Annotated region listings:
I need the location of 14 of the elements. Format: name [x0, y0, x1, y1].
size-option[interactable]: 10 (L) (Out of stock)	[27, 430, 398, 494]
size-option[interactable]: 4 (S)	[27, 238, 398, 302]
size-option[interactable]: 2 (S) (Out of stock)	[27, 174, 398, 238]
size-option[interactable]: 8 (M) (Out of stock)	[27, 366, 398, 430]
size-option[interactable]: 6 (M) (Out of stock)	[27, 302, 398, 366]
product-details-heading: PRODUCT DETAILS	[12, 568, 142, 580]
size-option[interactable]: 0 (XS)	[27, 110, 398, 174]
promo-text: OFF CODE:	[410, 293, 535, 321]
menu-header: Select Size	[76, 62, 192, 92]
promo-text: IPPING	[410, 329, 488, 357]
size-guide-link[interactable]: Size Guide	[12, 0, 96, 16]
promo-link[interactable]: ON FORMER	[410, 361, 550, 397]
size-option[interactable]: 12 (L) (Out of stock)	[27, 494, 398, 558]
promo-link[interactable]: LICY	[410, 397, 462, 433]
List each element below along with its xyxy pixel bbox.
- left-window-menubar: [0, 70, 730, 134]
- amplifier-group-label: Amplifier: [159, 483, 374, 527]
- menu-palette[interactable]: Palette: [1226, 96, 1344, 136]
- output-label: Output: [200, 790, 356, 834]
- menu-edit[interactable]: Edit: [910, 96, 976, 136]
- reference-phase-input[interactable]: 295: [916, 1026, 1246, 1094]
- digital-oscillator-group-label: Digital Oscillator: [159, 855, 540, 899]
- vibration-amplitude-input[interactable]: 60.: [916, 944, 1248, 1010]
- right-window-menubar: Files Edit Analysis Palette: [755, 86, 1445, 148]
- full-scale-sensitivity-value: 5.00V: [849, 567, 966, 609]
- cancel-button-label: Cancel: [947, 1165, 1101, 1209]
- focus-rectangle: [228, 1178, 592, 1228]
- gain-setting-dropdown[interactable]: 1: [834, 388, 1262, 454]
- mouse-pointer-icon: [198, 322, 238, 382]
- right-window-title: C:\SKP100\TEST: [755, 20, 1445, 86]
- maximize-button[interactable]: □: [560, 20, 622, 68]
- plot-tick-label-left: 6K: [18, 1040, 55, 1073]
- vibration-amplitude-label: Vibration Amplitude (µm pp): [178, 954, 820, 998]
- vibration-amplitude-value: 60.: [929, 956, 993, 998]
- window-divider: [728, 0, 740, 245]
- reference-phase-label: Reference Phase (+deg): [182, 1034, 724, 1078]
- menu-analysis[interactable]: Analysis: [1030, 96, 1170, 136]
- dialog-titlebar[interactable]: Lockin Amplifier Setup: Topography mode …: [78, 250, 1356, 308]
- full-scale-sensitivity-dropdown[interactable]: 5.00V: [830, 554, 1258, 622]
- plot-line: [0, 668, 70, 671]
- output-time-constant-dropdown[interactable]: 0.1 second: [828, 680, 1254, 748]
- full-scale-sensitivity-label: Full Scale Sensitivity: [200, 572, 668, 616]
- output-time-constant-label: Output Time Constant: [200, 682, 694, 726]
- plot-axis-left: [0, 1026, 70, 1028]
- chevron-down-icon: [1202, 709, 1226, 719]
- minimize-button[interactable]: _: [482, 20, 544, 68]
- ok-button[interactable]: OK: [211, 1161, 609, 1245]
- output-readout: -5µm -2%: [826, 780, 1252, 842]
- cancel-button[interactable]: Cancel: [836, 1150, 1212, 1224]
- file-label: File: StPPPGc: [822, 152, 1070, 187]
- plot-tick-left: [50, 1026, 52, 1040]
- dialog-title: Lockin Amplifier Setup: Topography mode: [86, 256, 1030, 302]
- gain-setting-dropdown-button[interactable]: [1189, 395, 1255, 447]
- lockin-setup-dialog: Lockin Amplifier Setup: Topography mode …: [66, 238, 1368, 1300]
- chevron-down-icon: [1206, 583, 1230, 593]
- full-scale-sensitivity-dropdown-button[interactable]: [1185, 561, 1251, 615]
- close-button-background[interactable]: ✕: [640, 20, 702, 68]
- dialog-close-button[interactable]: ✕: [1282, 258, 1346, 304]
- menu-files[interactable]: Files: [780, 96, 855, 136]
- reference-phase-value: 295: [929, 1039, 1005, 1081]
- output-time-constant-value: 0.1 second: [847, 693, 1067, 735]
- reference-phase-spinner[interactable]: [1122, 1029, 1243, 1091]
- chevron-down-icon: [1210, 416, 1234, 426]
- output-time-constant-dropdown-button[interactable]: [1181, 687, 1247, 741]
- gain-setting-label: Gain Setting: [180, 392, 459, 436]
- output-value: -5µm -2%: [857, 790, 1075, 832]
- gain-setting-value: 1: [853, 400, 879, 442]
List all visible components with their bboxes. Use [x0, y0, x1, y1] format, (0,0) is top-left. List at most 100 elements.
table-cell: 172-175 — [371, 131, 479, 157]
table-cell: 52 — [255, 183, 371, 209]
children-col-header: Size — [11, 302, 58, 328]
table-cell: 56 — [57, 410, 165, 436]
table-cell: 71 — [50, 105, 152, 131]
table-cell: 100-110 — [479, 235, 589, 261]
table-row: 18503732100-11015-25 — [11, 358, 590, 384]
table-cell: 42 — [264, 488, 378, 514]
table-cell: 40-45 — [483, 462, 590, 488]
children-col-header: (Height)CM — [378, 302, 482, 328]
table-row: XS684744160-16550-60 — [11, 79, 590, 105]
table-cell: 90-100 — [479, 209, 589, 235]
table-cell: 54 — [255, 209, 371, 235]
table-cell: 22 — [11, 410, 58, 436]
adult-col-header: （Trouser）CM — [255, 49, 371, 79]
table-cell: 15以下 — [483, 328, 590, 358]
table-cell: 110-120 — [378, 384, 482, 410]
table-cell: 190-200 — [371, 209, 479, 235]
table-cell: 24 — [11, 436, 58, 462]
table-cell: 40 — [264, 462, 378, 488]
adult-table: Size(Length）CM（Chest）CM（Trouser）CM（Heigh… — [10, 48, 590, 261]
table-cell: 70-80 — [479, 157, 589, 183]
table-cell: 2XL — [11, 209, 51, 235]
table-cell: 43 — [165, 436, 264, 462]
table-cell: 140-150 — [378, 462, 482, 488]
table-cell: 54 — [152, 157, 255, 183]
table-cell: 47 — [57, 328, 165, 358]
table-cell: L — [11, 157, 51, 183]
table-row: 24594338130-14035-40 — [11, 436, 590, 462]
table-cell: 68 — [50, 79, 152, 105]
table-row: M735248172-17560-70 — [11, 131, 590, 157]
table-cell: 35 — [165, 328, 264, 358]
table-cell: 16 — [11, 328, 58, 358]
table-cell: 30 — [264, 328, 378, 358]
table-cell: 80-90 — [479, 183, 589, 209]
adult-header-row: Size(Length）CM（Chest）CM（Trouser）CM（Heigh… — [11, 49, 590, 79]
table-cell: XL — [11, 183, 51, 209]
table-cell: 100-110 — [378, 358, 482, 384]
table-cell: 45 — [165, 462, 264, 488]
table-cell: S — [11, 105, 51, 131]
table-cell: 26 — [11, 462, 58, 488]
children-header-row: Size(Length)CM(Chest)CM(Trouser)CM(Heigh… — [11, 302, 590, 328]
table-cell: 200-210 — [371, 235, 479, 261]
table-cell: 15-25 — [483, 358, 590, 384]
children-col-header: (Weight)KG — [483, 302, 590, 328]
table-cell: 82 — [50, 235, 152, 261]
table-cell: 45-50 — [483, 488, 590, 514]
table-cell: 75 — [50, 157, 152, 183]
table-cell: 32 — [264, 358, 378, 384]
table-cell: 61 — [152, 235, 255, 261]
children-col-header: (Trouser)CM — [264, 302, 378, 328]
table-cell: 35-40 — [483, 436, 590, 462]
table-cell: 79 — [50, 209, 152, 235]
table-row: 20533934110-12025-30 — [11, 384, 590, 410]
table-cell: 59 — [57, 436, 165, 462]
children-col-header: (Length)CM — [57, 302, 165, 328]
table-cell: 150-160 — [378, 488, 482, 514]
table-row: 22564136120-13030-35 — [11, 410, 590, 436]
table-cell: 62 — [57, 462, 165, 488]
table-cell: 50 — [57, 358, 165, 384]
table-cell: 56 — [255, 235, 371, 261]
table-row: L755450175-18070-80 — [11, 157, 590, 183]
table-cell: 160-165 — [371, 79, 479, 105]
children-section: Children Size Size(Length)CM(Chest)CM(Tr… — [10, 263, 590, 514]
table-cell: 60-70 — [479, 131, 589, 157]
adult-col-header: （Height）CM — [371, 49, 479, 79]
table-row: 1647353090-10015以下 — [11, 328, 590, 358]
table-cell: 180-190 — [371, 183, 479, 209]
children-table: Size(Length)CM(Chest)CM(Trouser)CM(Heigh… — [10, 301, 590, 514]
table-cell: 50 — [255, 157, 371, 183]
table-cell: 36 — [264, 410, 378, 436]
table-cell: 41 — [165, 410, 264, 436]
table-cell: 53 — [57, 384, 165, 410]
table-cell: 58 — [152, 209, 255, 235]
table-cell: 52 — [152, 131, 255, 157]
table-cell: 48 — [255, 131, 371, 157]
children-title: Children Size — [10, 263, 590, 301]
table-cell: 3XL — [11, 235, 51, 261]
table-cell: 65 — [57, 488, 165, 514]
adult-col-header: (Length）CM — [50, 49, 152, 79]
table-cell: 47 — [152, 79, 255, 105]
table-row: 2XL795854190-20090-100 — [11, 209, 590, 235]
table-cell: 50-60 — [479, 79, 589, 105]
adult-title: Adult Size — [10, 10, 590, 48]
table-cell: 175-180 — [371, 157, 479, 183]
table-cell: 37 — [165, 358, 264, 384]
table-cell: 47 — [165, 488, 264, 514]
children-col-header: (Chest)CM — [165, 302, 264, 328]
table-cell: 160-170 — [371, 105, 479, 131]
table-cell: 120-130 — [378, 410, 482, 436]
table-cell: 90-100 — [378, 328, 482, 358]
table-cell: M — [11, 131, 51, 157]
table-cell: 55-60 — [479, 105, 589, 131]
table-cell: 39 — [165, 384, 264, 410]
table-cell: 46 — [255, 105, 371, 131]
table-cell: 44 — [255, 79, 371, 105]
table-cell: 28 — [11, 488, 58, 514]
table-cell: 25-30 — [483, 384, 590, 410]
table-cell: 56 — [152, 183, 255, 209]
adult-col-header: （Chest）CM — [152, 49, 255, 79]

§ Required work:
Reproduce the stretch of data from the start through the line containing "- vibration-amplitude-value: 60.: [929, 956, 993, 998]", substituting "size-choice" for every occurrence of "size-option" and leaving everything else unchanged.

§ Exercise answer:
I need the location of 14 of the elements. Format: name [x0, y0, x1, y1].
size-choice[interactable]: 10 (L) (Out of stock)	[27, 430, 398, 494]
size-choice[interactable]: 4 (S)	[27, 238, 398, 302]
size-choice[interactable]: 2 (S) (Out of stock)	[27, 174, 398, 238]
size-choice[interactable]: 8 (M) (Out of stock)	[27, 366, 398, 430]
size-choice[interactable]: 6 (M) (Out of stock)	[27, 302, 398, 366]
product-details-heading: PRODUCT DETAILS	[12, 568, 142, 580]
size-choice[interactable]: 0 (XS)	[27, 110, 398, 174]
promo-text: OFF CODE:	[410, 293, 535, 321]
menu-header: Select Size	[76, 62, 192, 92]
promo-text: IPPING	[410, 329, 488, 357]
size-guide-link[interactable]: Size Guide	[12, 0, 96, 16]
promo-link[interactable]: ON FORMER	[410, 361, 550, 397]
size-choice[interactable]: 12 (L) (Out of stock)	[27, 494, 398, 558]
promo-link[interactable]: LICY	[410, 397, 462, 433]
List each element below along with its xyxy pixel bbox.
- left-window-menubar: [0, 70, 730, 134]
- amplifier-group-label: Amplifier: [159, 483, 374, 527]
- menu-palette[interactable]: Palette: [1226, 96, 1344, 136]
- output-label: Output: [200, 790, 356, 834]
- menu-edit[interactable]: Edit: [910, 96, 976, 136]
- reference-phase-input[interactable]: 295: [916, 1026, 1246, 1094]
- digital-oscillator-group-label: Digital Oscillator: [159, 855, 540, 899]
- vibration-amplitude-input[interactable]: 60.: [916, 944, 1248, 1010]
- right-window-menubar: Files Edit Analysis Palette: [755, 86, 1445, 148]
- full-scale-sensitivity-value: 5.00V: [849, 567, 966, 609]
- cancel-button-label: Cancel: [947, 1165, 1101, 1209]
- focus-rectangle: [228, 1178, 592, 1228]
- gain-setting-dropdown[interactable]: 1: [834, 388, 1262, 454]
- mouse-pointer-icon: [198, 322, 238, 382]
- right-window-title: C:\SKP100\TEST: [755, 20, 1445, 86]
- maximize-button[interactable]: □: [560, 20, 622, 68]
- plot-tick-label-left: 6K: [18, 1040, 55, 1073]
- vibration-amplitude-label: Vibration Amplitude (µm pp): [178, 954, 820, 998]
- vibration-amplitude-value: 60.: [929, 956, 993, 998]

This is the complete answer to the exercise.